Brief
Omit every picture and output the rest of the records exactly as they are.

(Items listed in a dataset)
====

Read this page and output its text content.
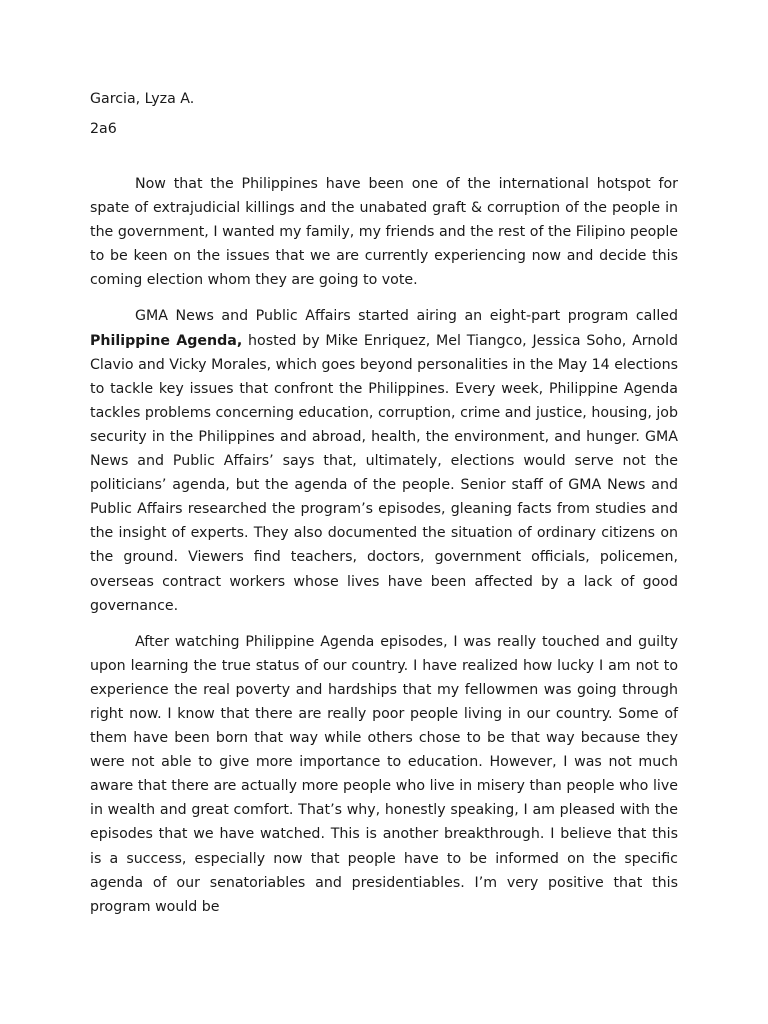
Garcia, Lyza A.

2a6

Now that the Philippines have been one of the international hotspot for spate of extrajudicial killings and the unabated graft & corruption of the people in the government, I wanted my family, my friends and the rest of the Filipino people to be keen on the issues that we are currently experiencing now and decide this coming election whom they are going to vote.

GMA News and Public Affairs started airing an eight-part program called Philippine Agenda, hosted by Mike Enriquez, Mel Tiangco, Jessica Soho, Arnold Clavio and Vicky Morales, which goes beyond personalities in the May 14 elections to tackle key issues that confront the Philippines. Every week, Philippine Agenda tackles problems concerning education, corruption, crime and justice, housing, job security in the Philippines and abroad, health, the environment, and hunger. GMA News and Public Affairs’ says that, ultimately, elections would serve not the politicians’ agenda, but the agenda of the people. Senior staff of GMA News and Public Affairs researched the program’s episodes, gleaning facts from studies and the insight of experts. They also documented the situation of ordinary citizens on the ground. Viewers find teachers, doctors, government officials, policemen, overseas contract workers whose lives have been affected by a lack of good governance.

After watching Philippine Agenda episodes, I was really touched and guilty upon learning the true status of our country. I have realized how lucky I am not to experience the real poverty and hardships that my fellowmen was going through right now. I know that there are really poor people living in our country. Some of them have been born that way while others chose to be that way because they were not able to give more importance to education. However, I was not much aware that there are actually more people who live in misery than people who live in wealth and great comfort. That’s why, honestly speaking, I am pleased with the episodes that we have watched. This is another breakthrough. I believe that this is a success, especially now that people have to be informed on the specific agenda of our senatoriables and presidentiables. I’m very positive that this program would be
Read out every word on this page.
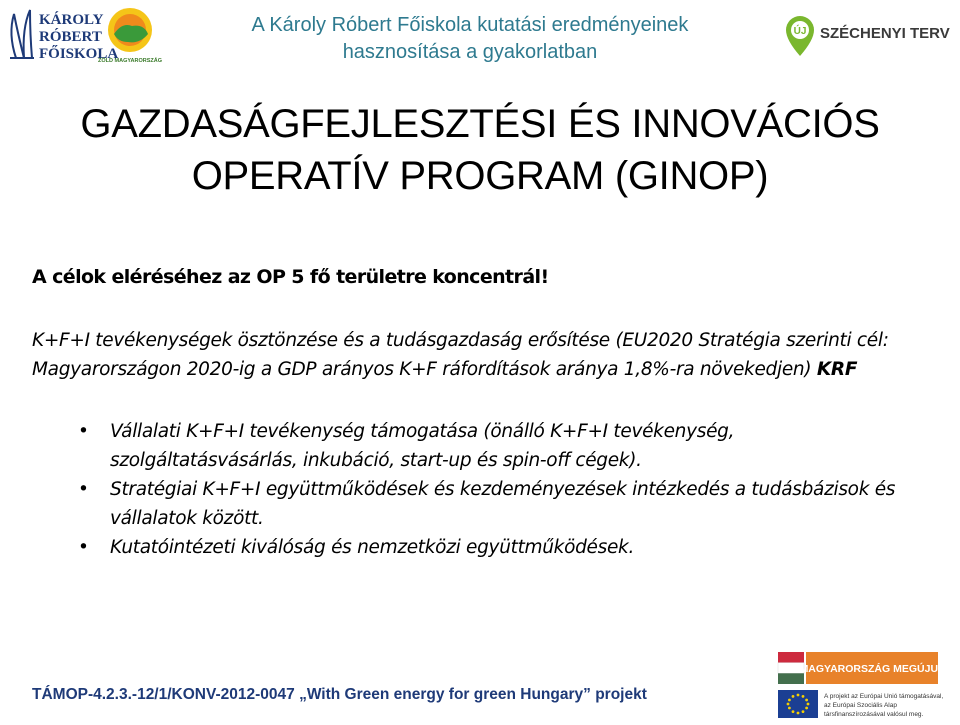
KÁROLY
RÓBERT
FŐISKOLA
ZÖLD MAGYARORSZÁG
A Károly Róbert Főiskola kutatási eredményeinek
hasznosítása a gyakorlatban
ÚJ SZÉCHENYI TERV
GAZDASÁGFEJLESZTÉSI ÉS INNOVÁCIÓS
OPERATÍV PROGRAM (GINOP)
A célok eléréséhez az OP 5 fő területre koncentrál!
K+F+I tevékenységek ösztönzése és a tudásgazdaság erősítése (EU2020 Stratégia szerinti cél: Magyarországon 2020-ig a GDP arányos K+F ráfordítások aránya 1,8%-ra növekedjen) KRF
• Vállalati K+F+I tevékenység támogatása (önálló K+F+I tevékenység, szolgáltatásvásárlás, inkubáció, start-up és spin-off cégek).
• Stratégiai K+F+I együttműködések és kezdeményezések intézkedés a tudásbázisok és vállalatok között.
• Kutatóintézeti kiválóság és nemzetközi együttműködések.
TÁMOP-4.2.3.-12/1/KONV-2012-0047 „With Green energy for green Hungary” projekt
MAGYARORSZÁG MEGÚJUL
A projekt az Európai Unió támogatásával,
az Európai Szociális Alap
társfinanszírozásával valósul meg.
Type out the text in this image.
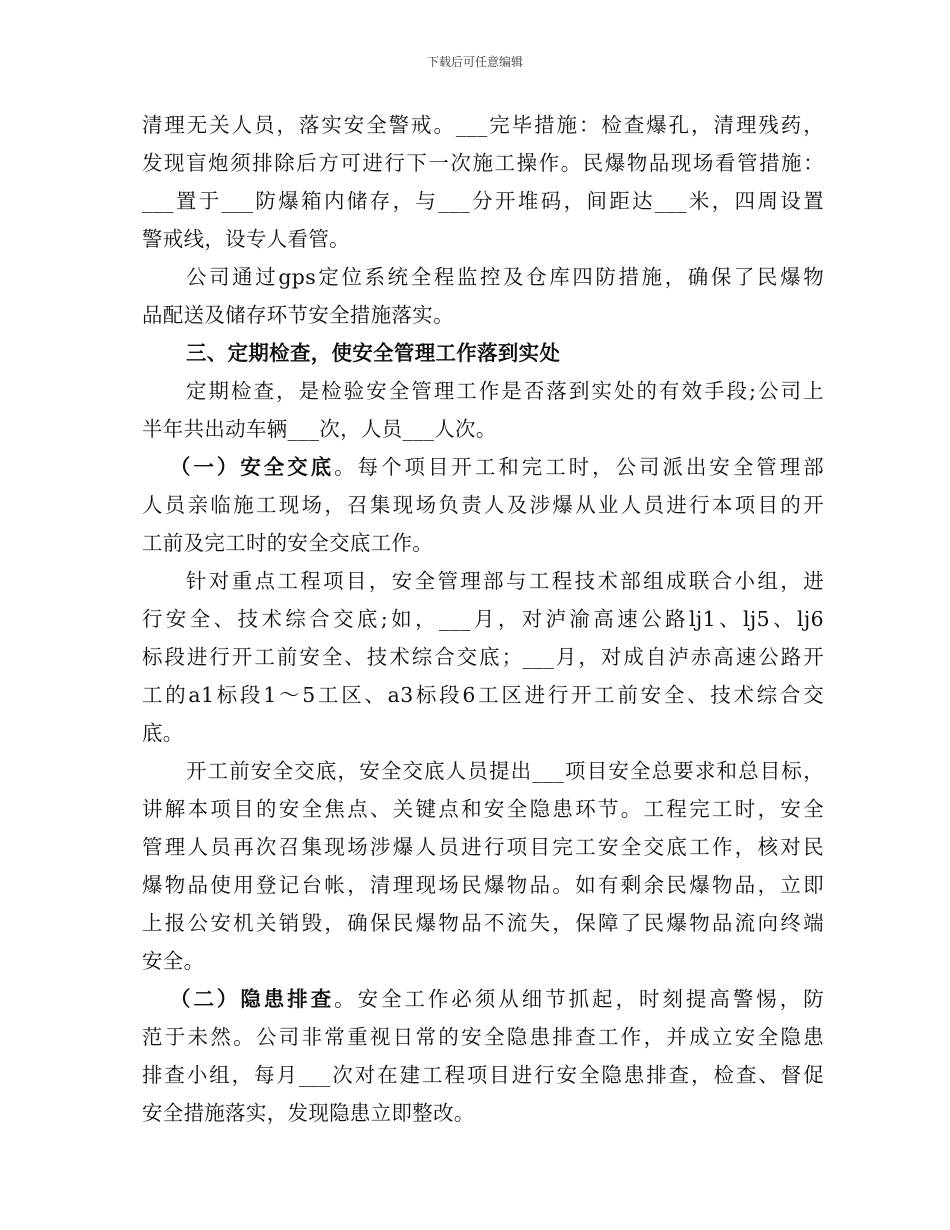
下载后可任意编辑
清理无关人员，落实安全警戒。___完毕措施：检查爆孔，清理残药，
发现盲炮须排除后方可进行下一次施工操作。民爆物品现场看管措施：
___置于___防爆箱内储存，与___分开堆码，间距达___米，四周设置
警戒线，设专人看管。
公司通过gps定位系统全程监控及仓库四防措施，确保了民爆物
品配送及储存环节安全措施落实。
三、定期检查，使安全管理工作落到实处
定期检查，是检验安全管理工作是否落到实处的有效手段;公司上
半年共出动车辆___次，人员___人次。
（一）安全交底。每个项目开工和完工时，公司派出安全管理部
人员亲临施工现场，召集现场负责人及涉爆从业人员进行本项目的开
工前及完工时的安全交底工作。
针对重点工程项目，安全管理部与工程技术部组成联合小组，进
行安全、技术综合交底;如，___月，对泸渝高速公路lj1、lj5、lj6
标段进行开工前安全、技术综合交底；___月，对成自泸赤高速公路开
工的a1标段1～5工区、a3标段6工区进行开工前安全、技术综合交
底。
开工前安全交底，安全交底人员提出___项目安全总要求和总目标，
讲解本项目的安全焦点、关键点和安全隐患环节。工程完工时，安全
管理人员再次召集现场涉爆人员进行项目完工安全交底工作，核对民
爆物品使用登记台帐，清理现场民爆物品。如有剩余民爆物品，立即
上报公安机关销毁，确保民爆物品不流失，保障了民爆物品流向终端
安全。
（二）隐患排查。安全工作必须从细节抓起，时刻提高警惕，防
范于未然。公司非常重视日常的安全隐患排查工作，并成立安全隐患
排查小组，每月___次对在建工程项目进行安全隐患排查，检查、督促
安全措施落实，发现隐患立即整改。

====

Result of the task
Read this page and output its text content.
Garcia, Lyza A.

2a6

Now that the Philippines have been one of the international hotspot for spate of extrajudicial killings and the unabated graft & corruption of the people in the government, I wanted my family, my friends and the rest of the Filipino people to be keen on the issues that we are currently experiencing now and decide this coming election whom they are going to vote.

GMA News and Public Affairs started airing an eight-part program called Philippine Agenda, hosted by Mike Enriquez, Mel Tiangco, Jessica Soho, Arnold Clavio and Vicky Morales, which goes beyond personalities in the May 14 elections to tackle key issues that confront the Philippines. Every week, Philippine Agenda tackles problems concerning education, corruption, crime and justice, housing, job security in the Philippines and abroad, health, the environment, and hunger. GMA News and Public Affairs’ says that, ultimately, elections would serve not the politicians’ agenda, but the agenda of the people. Senior staff of GMA News and Public Affairs researched the program’s episodes, gleaning facts from studies and the insight of experts. They also documented the situation of ordinary citizens on the ground. Viewers find teachers, doctors, government officials, policemen, overseas contract workers whose lives have been affected by a lack of good governance.

After watching Philippine Agenda episodes, I was really touched and guilty upon learning the true status of our country. I have realized how lucky I am not to experience the real poverty and hardships that my fellowmen was going through right now. I know that there are really poor people living in our country. Some of them have been born that way while others chose to be that way because they were not able to give more importance to education. However, I was not much aware that there are actually more people who live in misery than people who live in wealth and great comfort. That’s why, honestly speaking, I am pleased with the episodes that we have watched. This is another breakthrough. I believe that this is a success, especially now that people have to be informed on the specific agenda of our senatoriables and presidentiables. I’m very positive that this program would be
Read out every word on this page.
KÁROLY
RÓBERT
FŐISKOLA
ZÖLD MAGYARORSZÁG
A Károly Róbert Főiskola kutatási eredményeinek
hasznosítása a gyakorlatban
ÚJ SZÉCHENYI TERV
GAZDASÁGFEJLESZTÉSI ÉS INNOVÁCIÓS
OPERATÍV PROGRAM (GINOP)
A célok eléréséhez az OP 5 fő területre koncentrál!
K+F+I tevékenységek ösztönzése és a tudásgazdaság erősítése (EU2020 Stratégia szerinti cél: Magyarországon 2020-ig a GDP arányos K+F ráfordítások aránya 1,8%-ra növekedjen) KRF
• Vállalati K+F+I tevékenység támogatása (önálló K+F+I tevékenység, szolgáltatásvásárlás, inkubáció, start-up és spin-off cégek).
• Stratégiai K+F+I együttműködések és kezdeményezések intézkedés a tudásbázisok és vállalatok között.
• Kutatóintézeti kiválóság és nemzetközi együttműködések.
TÁMOP-4.2.3.-12/1/KONV-2012-0047 „With Green energy for green Hungary” projekt
MAGYARORSZÁG MEGÚJUL
A projekt az Európai Unió támogatásával,
az Európai Szociális Alap
társfinanszírozásával valósul meg.
Type out the text in this image.
下载后可任意编辑
清理无关人员，落实安全警戒。___完毕措施：检查爆孔，清理残药，
发现盲炮须排除后方可进行下一次施工操作。民爆物品现场看管措施：
___置于___防爆箱内储存，与___分开堆码，间距达___米，四周设置
警戒线，设专人看管。
公司通过gps定位系统全程监控及仓库四防措施，确保了民爆物
品配送及储存环节安全措施落实。
三、定期检查，使安全管理工作落到实处
定期检查，是检验安全管理工作是否落到实处的有效手段;公司上
半年共出动车辆___次，人员___人次。
（一）安全交底。每个项目开工和完工时，公司派出安全管理部
人员亲临施工现场，召集现场负责人及涉爆从业人员进行本项目的开
工前及完工时的安全交底工作。
针对重点工程项目，安全管理部与工程技术部组成联合小组，进
行安全、技术综合交底;如，___月，对泸渝高速公路lj1、lj5、lj6
标段进行开工前安全、技术综合交底；___月，对成自泸赤高速公路开
工的a1标段1～5工区、a3标段6工区进行开工前安全、技术综合交
底。
开工前安全交底，安全交底人员提出___项目安全总要求和总目标，
讲解本项目的安全焦点、关键点和安全隐患环节。工程完工时，安全
管理人员再次召集现场涉爆人员进行项目完工安全交底工作，核对民
爆物品使用登记台帐，清理现场民爆物品。如有剩余民爆物品，立即
上报公安机关销毁，确保民爆物品不流失，保障了民爆物品流向终端
安全。
（二）隐患排查。安全工作必须从细节抓起，时刻提高警惕，防
范于未然。公司非常重视日常的安全隐患排查工作，并成立安全隐患
排查小组，每月___次对在建工程项目进行安全隐患排查，检查、督促
安全措施落实，发现隐患立即整改。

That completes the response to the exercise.